[Instructions for the task]: Under this task are some entries; return every one of them exactly.

▽

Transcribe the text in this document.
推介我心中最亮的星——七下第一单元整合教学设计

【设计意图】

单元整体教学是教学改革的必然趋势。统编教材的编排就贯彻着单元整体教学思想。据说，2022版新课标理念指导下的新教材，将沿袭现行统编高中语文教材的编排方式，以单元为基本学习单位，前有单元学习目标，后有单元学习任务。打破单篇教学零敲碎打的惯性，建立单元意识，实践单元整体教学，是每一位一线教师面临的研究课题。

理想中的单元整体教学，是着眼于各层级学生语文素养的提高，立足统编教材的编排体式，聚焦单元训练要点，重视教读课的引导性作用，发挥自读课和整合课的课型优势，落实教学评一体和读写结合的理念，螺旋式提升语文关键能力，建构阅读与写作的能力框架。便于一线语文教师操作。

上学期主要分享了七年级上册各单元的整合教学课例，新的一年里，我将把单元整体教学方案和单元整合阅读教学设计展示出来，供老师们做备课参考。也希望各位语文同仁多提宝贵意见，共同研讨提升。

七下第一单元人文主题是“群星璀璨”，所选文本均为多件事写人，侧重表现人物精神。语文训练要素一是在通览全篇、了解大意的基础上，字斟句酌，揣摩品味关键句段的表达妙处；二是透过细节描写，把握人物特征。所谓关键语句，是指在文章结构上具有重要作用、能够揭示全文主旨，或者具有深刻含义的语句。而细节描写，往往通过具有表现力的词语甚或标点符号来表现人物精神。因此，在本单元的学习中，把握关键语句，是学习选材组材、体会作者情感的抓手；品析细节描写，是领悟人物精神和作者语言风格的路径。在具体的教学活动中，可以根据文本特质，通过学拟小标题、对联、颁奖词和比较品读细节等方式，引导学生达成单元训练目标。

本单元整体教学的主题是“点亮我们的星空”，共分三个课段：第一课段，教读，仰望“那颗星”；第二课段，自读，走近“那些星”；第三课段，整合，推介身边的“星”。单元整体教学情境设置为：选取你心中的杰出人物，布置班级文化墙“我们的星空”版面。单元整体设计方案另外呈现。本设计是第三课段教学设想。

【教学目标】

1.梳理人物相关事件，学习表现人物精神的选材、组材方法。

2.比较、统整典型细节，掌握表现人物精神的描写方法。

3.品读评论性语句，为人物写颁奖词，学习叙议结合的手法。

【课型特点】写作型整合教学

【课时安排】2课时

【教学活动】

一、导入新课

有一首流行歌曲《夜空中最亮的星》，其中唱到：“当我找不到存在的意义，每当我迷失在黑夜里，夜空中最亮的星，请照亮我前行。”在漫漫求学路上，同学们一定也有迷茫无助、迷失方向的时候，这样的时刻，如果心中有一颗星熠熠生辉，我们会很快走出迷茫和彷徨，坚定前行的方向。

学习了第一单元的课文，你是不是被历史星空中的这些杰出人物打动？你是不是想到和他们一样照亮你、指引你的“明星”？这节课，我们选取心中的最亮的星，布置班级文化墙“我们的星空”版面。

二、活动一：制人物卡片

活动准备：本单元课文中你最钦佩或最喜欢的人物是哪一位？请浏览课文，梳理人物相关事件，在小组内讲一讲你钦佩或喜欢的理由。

△

[Exercise answer]:
Transcribe the text in this document.
推介我心中最亮的星——七下第一单元整合教学设计

【设计意图】

单元整体教学是教学改革的必然趋势。统编教材的编排就贯彻着单元整体教学思想。据说，2022版新课标理念指导下的新教材，将沿袭现行统编高中语文教材的编排方式，以单元为基本学习单位，前有单元学习目标，后有单元学习任务。打破单篇教学零敲碎打的惯性，建立单元意识，实践单元整体教学，是每一位一线教师面临的研究课题。

理想中的单元整体教学，是着眼于各层级学生语文素养的提高，立足统编教材的编排体式，聚焦单元训练要点，重视教读课的引导性作用，发挥自读课和整合课的课型优势，落实教学评一体和读写结合的理念，螺旋式提升语文关键能力，建构阅读与写作的能力框架。便于一线语文教师操作。

上学期主要分享了七年级上册各单元的整合教学课例，新的一年里，我将把单元整体教学方案和单元整合阅读教学设计展示出来，供老师们做备课参考。也希望各位语文同仁多提宝贵意见，共同研讨提升。

七下第一单元人文主题是“群星璀璨”，所选文本均为多件事写人，侧重表现人物精神。语文训练要素一是在通览全篇、了解大意的基础上，字斟句酌，揣摩品味关键句段的表达妙处；二是透过细节描写，把握人物特征。所谓关键语句，是指在文章结构上具有重要作用、能够揭示全文主旨，或者具有深刻含义的语句。而细节描写，往往通过具有表现力的词语甚或标点符号来表现人物精神。因此，在本单元的学习中，把握关键语句，是学习选材组材、体会作者情感的抓手；品析细节描写，是领悟人物精神和作者语言风格的路径。在具体的教学活动中，可以根据文本特质，通过学拟小标题、对联、颁奖词和比较品读细节等方式，引导学生达成单元训练目标。

本单元整体教学的主题是“点亮我们的星空”，共分三个课段：第一课段，教读，仰望“那颗星”；第二课段，自读，走近“那些星”；第三课段，整合，推介身边的“星”。单元整体教学情境设置为：选取你心中的杰出人物，布置班级文化墙“我们的星空”版面。单元整体设计方案另外呈现。本设计是第三课段教学设想。

【教学目标】

1.梳理人物相关事件，学习表现人物精神的选材、组材方法。

2.比较、统整典型细节，掌握表现人物精神的描写方法。

3.品读评论性语句，为人物写颁奖词，学习叙议结合的手法。

【课型特点】写作型整合教学

【课时安排】2课时

【教学活动】

一、导入新课

有一首流行歌曲《夜空中最亮的星》，其中唱到：“当我找不到存在的意义，每当我迷失在黑夜里，夜空中最亮的星，请照亮我前行。”在漫漫求学路上，同学们一定也有迷茫无助、迷失方向的时候，这样的时刻，如果心中有一颗星熠熠生辉，我们会很快走出迷茫和彷徨，坚定前行的方向。

学习了第一单元的课文，你是不是被历史星空中的这些杰出人物打动？你是不是想到和他们一样照亮你、指引你的“明星”？这节课，我们选取心中的最亮的星，布置班级文化墙“我们的星空”版面。

二、活动一：制人物卡片

活动准备：本单元课文中你最钦佩或最喜欢的人物是哪一位？请浏览课文，梳理人物相关事件，在小组内讲一讲你钦佩或喜欢的理由。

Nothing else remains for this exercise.